- Exercise brief
In the copy, keep every record exact and leave out all images.

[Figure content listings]
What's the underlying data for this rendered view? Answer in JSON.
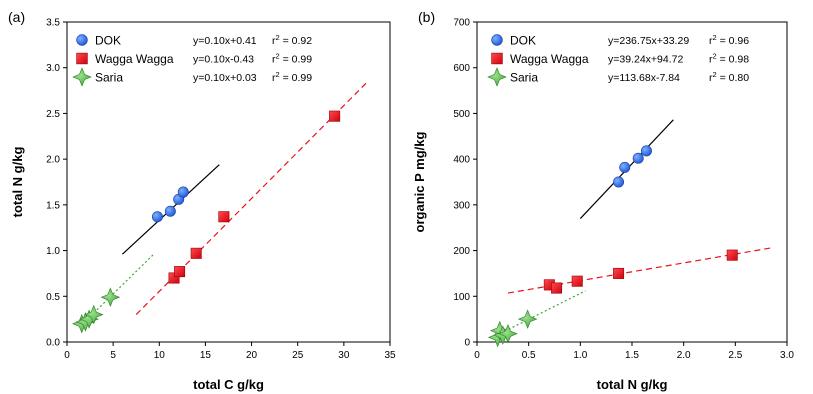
{
  "chart_data": [
    {
      "type": "scatter",
      "panel_label": "(a)",
      "xlabel": "total C g/kg",
      "ylabel": "total N g/kg",
      "xlim": [
        0,
        35
      ],
      "ylim": [
        0,
        3.5
      ],
      "x_ticks": [
        "0",
        "5",
        "10",
        "15",
        "20",
        "25",
        "30",
        "35"
      ],
      "y_ticks": [
        "0.0",
        "0.5",
        "1.0",
        "1.5",
        "2.0",
        "2.5",
        "3.0",
        "3.5"
      ],
      "legend_position": "top-left",
      "series": [
        {
          "name": "DOK",
          "marker": "circle",
          "color": "#2f6fe6",
          "equation": "y=0.10x+0.41",
          "r2": "0.92",
          "fit_color": "#000000",
          "fit_dash": "solid",
          "fit_x": [
            6,
            16.5
          ],
          "fit_y": [
            0.96,
            1.94
          ],
          "x": [
            9.8,
            11.2,
            12.1,
            12.6
          ],
          "y": [
            1.37,
            1.43,
            1.56,
            1.64
          ]
        },
        {
          "name": "Wagga Wagga",
          "marker": "square",
          "color": "#e8121b",
          "equation": "y=0.10x-0.43",
          "r2": "0.99",
          "fit_color": "#e8121b",
          "fit_dash": "dashed",
          "fit_x": [
            7.5,
            32.5
          ],
          "fit_y": [
            0.3,
            2.84
          ],
          "x": [
            11.6,
            12.2,
            14.0,
            17.0,
            29.0
          ],
          "y": [
            0.7,
            0.77,
            0.97,
            1.37,
            2.47
          ]
        },
        {
          "name": "Saria",
          "marker": "star4",
          "color": "#5cbf4a",
          "equation": "y=0.10x+0.03",
          "r2": "0.99",
          "fit_color": "#3aa630",
          "fit_dash": "dotted",
          "fit_x": [
            1.5,
            9.5
          ],
          "fit_y": [
            0.18,
            0.97
          ],
          "x": [
            1.6,
            2.0,
            2.4,
            2.9,
            4.7
          ],
          "y": [
            0.2,
            0.22,
            0.25,
            0.3,
            0.49
          ]
        }
      ]
    },
    {
      "type": "scatter",
      "panel_label": "(b)",
      "xlabel": "total N g/kg",
      "ylabel": "organic P mg/kg",
      "xlim": [
        0,
        3.0
      ],
      "ylim": [
        0,
        700
      ],
      "x_ticks": [
        "0",
        "0.5",
        "1.0",
        "1.5",
        "2.0",
        "2.5",
        "3.0"
      ],
      "y_ticks": [
        "0",
        "100",
        "200",
        "300",
        "400",
        "500",
        "600",
        "700"
      ],
      "legend_position": "top-left",
      "series": [
        {
          "name": "DOK",
          "marker": "circle",
          "color": "#2f6fe6",
          "equation": "y=236.75x+33.29",
          "r2": "0.96",
          "fit_color": "#000000",
          "fit_dash": "solid",
          "fit_x": [
            1.0,
            1.9
          ],
          "fit_y": [
            270,
            486
          ],
          "x": [
            1.37,
            1.43,
            1.56,
            1.64
          ],
          "y": [
            350,
            382,
            402,
            418
          ]
        },
        {
          "name": "Wagga Wagga",
          "marker": "square",
          "color": "#e8121b",
          "equation": "y=39.24x+94.72",
          "r2": "0.98",
          "fit_color": "#e8121b",
          "fit_dash": "dashed",
          "fit_x": [
            0.3,
            2.85
          ],
          "fit_y": [
            107,
            206
          ],
          "x": [
            0.7,
            0.77,
            0.97,
            1.37,
            2.47
          ],
          "y": [
            125,
            118,
            133,
            150,
            190
          ]
        },
        {
          "name": "Saria",
          "marker": "star4",
          "color": "#5cbf4a",
          "equation": "y=113.68x-7.84",
          "r2": "0.80",
          "fit_color": "#3aa630",
          "fit_dash": "dotted",
          "fit_x": [
            0.15,
            1.05
          ],
          "fit_y": [
            10,
            112
          ],
          "x": [
            0.2,
            0.22,
            0.25,
            0.3,
            0.49
          ],
          "y": [
            10,
            25,
            15,
            18,
            50
          ]
        }
      ]
    }
  ]
}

- Result
What's the underlying data for this rendered view? Answer in JSON.
{
  "chart_data": [
    {
      "type": "scatter",
      "panel_label": "(a)",
      "xlabel": "total C g/kg",
      "ylabel": "total N g/kg",
      "xlim": [
        0,
        35
      ],
      "ylim": [
        0,
        3.5
      ],
      "x_ticks": [
        "0",
        "5",
        "10",
        "15",
        "20",
        "25",
        "30",
        "35"
      ],
      "y_ticks": [
        "0.0",
        "0.5",
        "1.0",
        "1.5",
        "2.0",
        "2.5",
        "3.0",
        "3.5"
      ],
      "legend_position": "top-left",
      "series": [
        {
          "name": "DOK",
          "marker": "circle",
          "color": "#2f6fe6",
          "equation": "y=0.10x+0.41",
          "r2": "0.92",
          "fit_color": "#000000",
          "fit_dash": "solid",
          "fit_x": [
            6,
            16.5
          ],
          "fit_y": [
            0.96,
            1.94
          ],
          "x": [
            9.8,
            11.2,
            12.1,
            12.6
          ],
          "y": [
            1.37,
            1.43,
            1.56,
            1.64
          ]
        },
        {
          "name": "Wagga Wagga",
          "marker": "square",
          "color": "#e8121b",
          "equation": "y=0.10x-0.43",
          "r2": "0.99",
          "fit_color": "#e8121b",
          "fit_dash": "dashed",
          "fit_x": [
            7.5,
            32.5
          ],
          "fit_y": [
            0.3,
            2.84
          ],
          "x": [
            11.6,
            12.2,
            14.0,
            17.0,
            29.0
          ],
          "y": [
            0.7,
            0.77,
            0.97,
            1.37,
            2.47
          ]
        },
        {
          "name": "Saria",
          "marker": "star4",
          "color": "#5cbf4a",
          "equation": "y=0.10x+0.03",
          "r2": "0.99",
          "fit_color": "#3aa630",
          "fit_dash": "dotted",
          "fit_x": [
            1.5,
            9.5
          ],
          "fit_y": [
            0.18,
            0.97
          ],
          "x": [
            1.6,
            2.0,
            2.4,
            2.9,
            4.7
          ],
          "y": [
            0.2,
            0.22,
            0.25,
            0.3,
            0.49
          ]
        }
      ]
    },
    {
      "type": "scatter",
      "panel_label": "(b)",
      "xlabel": "total N g/kg",
      "ylabel": "organic P mg/kg",
      "xlim": [
        0,
        3.0
      ],
      "ylim": [
        0,
        700
      ],
      "x_ticks": [
        "0",
        "0.5",
        "1.0",
        "1.5",
        "2.0",
        "2.5",
        "3.0"
      ],
      "y_ticks": [
        "0",
        "100",
        "200",
        "300",
        "400",
        "500",
        "600",
        "700"
      ],
      "legend_position": "top-left",
      "series": [
        {
          "name": "DOK",
          "marker": "circle",
          "color": "#2f6fe6",
          "equation": "y=236.75x+33.29",
          "r2": "0.96",
          "fit_color": "#000000",
          "fit_dash": "solid",
          "fit_x": [
            1.0,
            1.9
          ],
          "fit_y": [
            270,
            486
          ],
          "x": [
            1.37,
            1.43,
            1.56,
            1.64
          ],
          "y": [
            350,
            382,
            402,
            418
          ]
        },
        {
          "name": "Wagga Wagga",
          "marker": "square",
          "color": "#e8121b",
          "equation": "y=39.24x+94.72",
          "r2": "0.98",
          "fit_color": "#e8121b",
          "fit_dash": "dashed",
          "fit_x": [
            0.3,
            2.85
          ],
          "fit_y": [
            107,
            206
          ],
          "x": [
            0.7,
            0.77,
            0.97,
            1.37,
            2.47
          ],
          "y": [
            125,
            118,
            133,
            150,
            190
          ]
        },
        {
          "name": "Saria",
          "marker": "star4",
          "color": "#5cbf4a",
          "equation": "y=113.68x-7.84",
          "r2": "0.80",
          "fit_color": "#3aa630",
          "fit_dash": "dotted",
          "fit_x": [
            0.15,
            1.05
          ],
          "fit_y": [
            10,
            112
          ],
          "x": [
            0.2,
            0.22,
            0.25,
            0.3,
            0.49
          ],
          "y": [
            10,
            25,
            15,
            18,
            50
          ]
        }
      ]
    }
  ]
}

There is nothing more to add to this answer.